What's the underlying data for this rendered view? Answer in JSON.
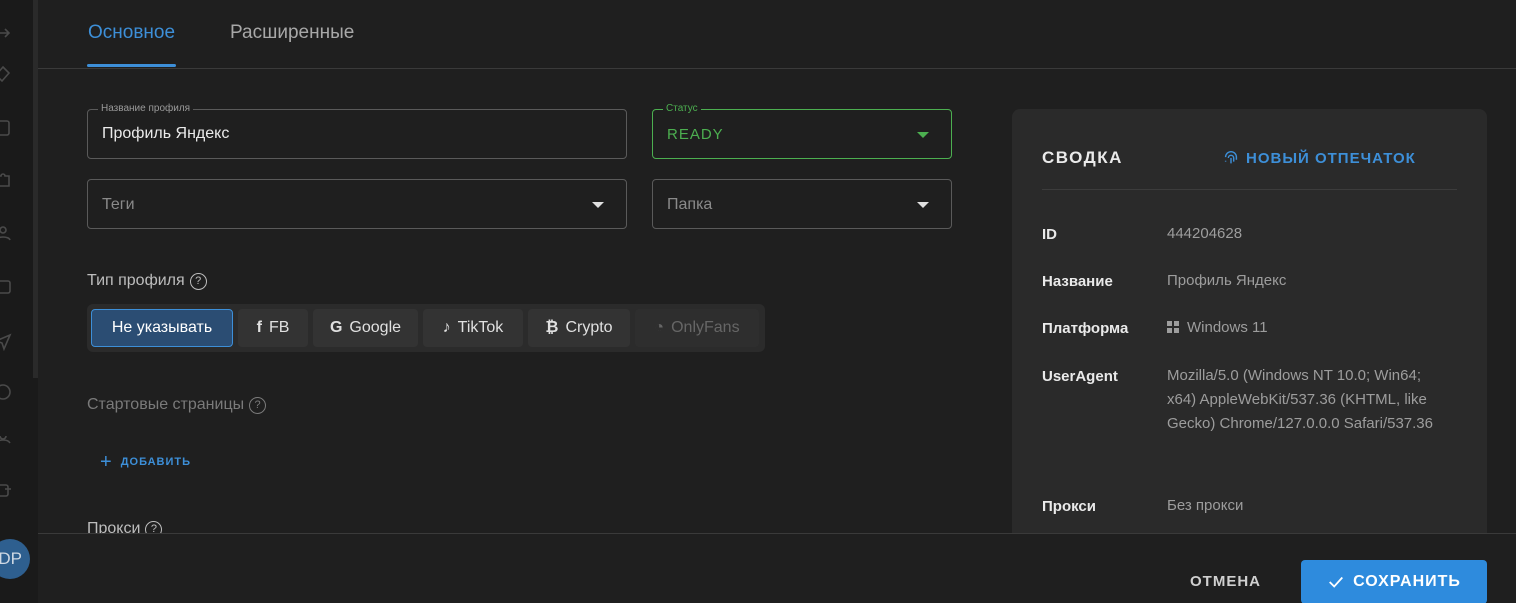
{
  "tabs": {
    "main": "Основное",
    "advanced": "Расширенные"
  },
  "form": {
    "profile_name": {
      "label": "Название профиля",
      "value": "Профиль Яндекс"
    },
    "status": {
      "label": "Статус",
      "value": "READY"
    },
    "tags": {
      "placeholder": "Теги"
    },
    "folder": {
      "placeholder": "Папка"
    },
    "profile_type": {
      "label": "Тип профиля",
      "options": [
        {
          "label": "Не указывать",
          "icon": "none",
          "state": "active"
        },
        {
          "label": "FB",
          "icon": "facebook-icon",
          "glyph": "f",
          "state": "normal"
        },
        {
          "label": "Google",
          "icon": "google-icon",
          "glyph": "G",
          "state": "normal"
        },
        {
          "label": "TikTok",
          "icon": "tiktok-icon",
          "glyph": "♪",
          "state": "normal"
        },
        {
          "label": "Crypto",
          "icon": "bitcoin-icon",
          "glyph": "₿",
          "state": "normal"
        },
        {
          "label": "OnlyFans",
          "icon": "onlyfans-icon",
          "glyph": "◔",
          "state": "disabled"
        }
      ]
    },
    "start_pages": {
      "label": "Стартовые страницы",
      "add_label": "ДОБАВИТЬ"
    },
    "proxy_label": "Прокси"
  },
  "summary": {
    "title": "СВОДКА",
    "new_fingerprint": "НОВЫЙ ОТПЕЧАТОК",
    "rows": [
      {
        "key": "ID",
        "value": "444204628"
      },
      {
        "key": "Название",
        "value": "Профиль Яндекс"
      },
      {
        "key": "Платформа",
        "value": "Windows 11"
      },
      {
        "key": "UserAgent",
        "value": "Mozilla/5.0 (Windows NT 10.0; Win64; x64) AppleWebKit/537.36 (KHTML, like Gecko) Chrome/127.0.0.0 Safari/537.36"
      },
      {
        "key": "Прокси",
        "value": "Без прокси"
      }
    ]
  },
  "footer": {
    "cancel": "ОТМЕНА",
    "save": "СОХРАНИТЬ"
  },
  "user": {
    "initials": "DP"
  },
  "colors": {
    "accent": "#3d8fd8",
    "status_ready": "#4caf50",
    "background": "#1f1f1f",
    "panel": "#2a2a2a"
  }
}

**GIVEN INSTRUCTION**
Go through the entries above and print each one exactly, minus the pictures.

**OUTPUT OF THE EXERCISE**
What's the underlying data for this rendered view? Answer in JSON.
{
  "tabs": {
    "main": "Основное",
    "advanced": "Расширенные"
  },
  "form": {
    "profile_name": {
      "label": "Название профиля",
      "value": "Профиль Яндекс"
    },
    "status": {
      "label": "Статус",
      "value": "READY"
    },
    "tags": {
      "placeholder": "Теги"
    },
    "folder": {
      "placeholder": "Папка"
    },
    "profile_type": {
      "label": "Тип профиля",
      "options": [
        {
          "label": "Не указывать",
          "icon": "none",
          "state": "active"
        },
        {
          "label": "FB",
          "icon": "facebook-icon",
          "glyph": "f",
          "state": "normal"
        },
        {
          "label": "Google",
          "icon": "google-icon",
          "glyph": "G",
          "state": "normal"
        },
        {
          "label": "TikTok",
          "icon": "tiktok-icon",
          "glyph": "♪",
          "state": "normal"
        },
        {
          "label": "Crypto",
          "icon": "bitcoin-icon",
          "glyph": "₿",
          "state": "normal"
        },
        {
          "label": "OnlyFans",
          "icon": "onlyfans-icon",
          "glyph": "◔",
          "state": "disabled"
        }
      ]
    },
    "start_pages": {
      "label": "Стартовые страницы",
      "add_label": "ДОБАВИТЬ"
    },
    "proxy_label": "Прокси"
  },
  "summary": {
    "title": "СВОДКА",
    "new_fingerprint": "НОВЫЙ ОТПЕЧАТОК",
    "rows": [
      {
        "key": "ID",
        "value": "444204628"
      },
      {
        "key": "Название",
        "value": "Профиль Яндекс"
      },
      {
        "key": "Платформа",
        "value": "Windows 11"
      },
      {
        "key": "UserAgent",
        "value": "Mozilla/5.0 (Windows NT 10.0; Win64; x64) AppleWebKit/537.36 (KHTML, like Gecko) Chrome/127.0.0.0 Safari/537.36"
      },
      {
        "key": "Прокси",
        "value": "Без прокси"
      }
    ]
  },
  "footer": {
    "cancel": "ОТМЕНА",
    "save": "СОХРАНИТЬ"
  },
  "user": {
    "initials": "DP"
  },
  "colors": {
    "accent": "#3d8fd8",
    "status_ready": "#4caf50",
    "background": "#1f1f1f",
    "panel": "#2a2a2a"
  }
}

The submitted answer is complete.